>> BEGIN Supplied material

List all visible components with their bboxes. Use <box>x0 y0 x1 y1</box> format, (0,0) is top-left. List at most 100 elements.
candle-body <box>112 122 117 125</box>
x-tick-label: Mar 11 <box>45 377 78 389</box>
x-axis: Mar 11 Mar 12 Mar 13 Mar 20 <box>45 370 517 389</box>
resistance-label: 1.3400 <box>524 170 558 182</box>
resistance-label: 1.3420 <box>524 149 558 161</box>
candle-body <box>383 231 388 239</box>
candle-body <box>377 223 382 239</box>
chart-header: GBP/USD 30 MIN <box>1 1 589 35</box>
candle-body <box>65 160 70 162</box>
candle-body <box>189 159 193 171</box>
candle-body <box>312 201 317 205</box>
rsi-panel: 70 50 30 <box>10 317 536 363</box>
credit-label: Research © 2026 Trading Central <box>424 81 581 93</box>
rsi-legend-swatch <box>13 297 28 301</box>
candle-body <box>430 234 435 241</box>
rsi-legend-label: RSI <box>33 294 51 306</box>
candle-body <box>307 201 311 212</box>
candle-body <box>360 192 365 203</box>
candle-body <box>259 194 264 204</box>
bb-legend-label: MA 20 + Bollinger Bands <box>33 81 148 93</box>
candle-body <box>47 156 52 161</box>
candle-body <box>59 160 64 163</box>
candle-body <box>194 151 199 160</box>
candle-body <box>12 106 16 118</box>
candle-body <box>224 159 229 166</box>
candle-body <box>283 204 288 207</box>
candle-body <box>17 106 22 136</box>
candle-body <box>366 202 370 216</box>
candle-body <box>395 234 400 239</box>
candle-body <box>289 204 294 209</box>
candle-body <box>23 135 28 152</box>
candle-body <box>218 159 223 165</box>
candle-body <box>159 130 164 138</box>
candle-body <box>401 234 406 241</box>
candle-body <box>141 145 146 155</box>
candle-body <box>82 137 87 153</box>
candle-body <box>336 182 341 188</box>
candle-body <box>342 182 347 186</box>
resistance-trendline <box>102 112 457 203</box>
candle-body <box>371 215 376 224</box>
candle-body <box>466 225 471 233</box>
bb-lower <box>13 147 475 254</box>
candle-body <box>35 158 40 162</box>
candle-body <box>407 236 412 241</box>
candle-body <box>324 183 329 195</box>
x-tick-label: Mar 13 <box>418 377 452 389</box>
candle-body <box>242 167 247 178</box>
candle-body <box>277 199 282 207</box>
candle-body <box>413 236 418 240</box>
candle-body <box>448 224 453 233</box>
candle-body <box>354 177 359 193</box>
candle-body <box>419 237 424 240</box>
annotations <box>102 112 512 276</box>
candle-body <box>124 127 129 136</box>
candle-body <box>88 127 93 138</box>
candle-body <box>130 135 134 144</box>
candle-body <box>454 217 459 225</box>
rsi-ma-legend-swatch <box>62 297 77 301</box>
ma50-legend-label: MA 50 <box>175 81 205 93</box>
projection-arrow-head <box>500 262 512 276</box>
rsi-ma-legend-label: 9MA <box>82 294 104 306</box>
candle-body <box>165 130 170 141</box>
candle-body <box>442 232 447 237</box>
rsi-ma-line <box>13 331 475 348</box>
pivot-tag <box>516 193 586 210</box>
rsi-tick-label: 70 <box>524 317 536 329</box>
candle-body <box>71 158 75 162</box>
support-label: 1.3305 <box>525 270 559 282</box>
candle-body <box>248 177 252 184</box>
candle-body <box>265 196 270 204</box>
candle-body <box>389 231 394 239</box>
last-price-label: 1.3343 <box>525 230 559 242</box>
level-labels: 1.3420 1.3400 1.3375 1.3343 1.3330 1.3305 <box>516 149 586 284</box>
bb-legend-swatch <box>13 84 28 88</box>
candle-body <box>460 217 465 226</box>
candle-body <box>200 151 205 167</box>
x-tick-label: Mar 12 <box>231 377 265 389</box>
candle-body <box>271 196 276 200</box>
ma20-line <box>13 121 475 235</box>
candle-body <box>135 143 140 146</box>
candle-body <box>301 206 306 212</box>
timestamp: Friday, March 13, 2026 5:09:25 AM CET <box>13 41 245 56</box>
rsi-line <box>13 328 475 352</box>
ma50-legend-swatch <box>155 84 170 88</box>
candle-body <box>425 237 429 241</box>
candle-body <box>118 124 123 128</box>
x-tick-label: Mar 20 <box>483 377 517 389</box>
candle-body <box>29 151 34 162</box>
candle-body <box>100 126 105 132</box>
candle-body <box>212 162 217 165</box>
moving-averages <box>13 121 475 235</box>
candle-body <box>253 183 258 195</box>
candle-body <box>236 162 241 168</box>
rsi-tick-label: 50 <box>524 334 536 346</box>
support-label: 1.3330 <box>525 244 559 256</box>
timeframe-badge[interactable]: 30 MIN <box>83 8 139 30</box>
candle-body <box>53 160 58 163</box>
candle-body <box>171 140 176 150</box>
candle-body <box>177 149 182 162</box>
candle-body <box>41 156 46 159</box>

>> END Supplied material

The problem »
Which lines in the entries above contain the string "tick" with its case matched exactly? Pull out and copy every such line.

Solution to the exercise »
x-tick-label: Mar 11 <box>45 377 78 389</box>
x-tick-label: Mar 13 <box>418 377 452 389</box>
rsi-tick-label: 70 <box>524 317 536 329</box>
x-tick-label: Mar 12 <box>231 377 265 389</box>
x-tick-label: Mar 20 <box>483 377 517 389</box>
rsi-tick-label: 50 <box>524 334 536 346</box>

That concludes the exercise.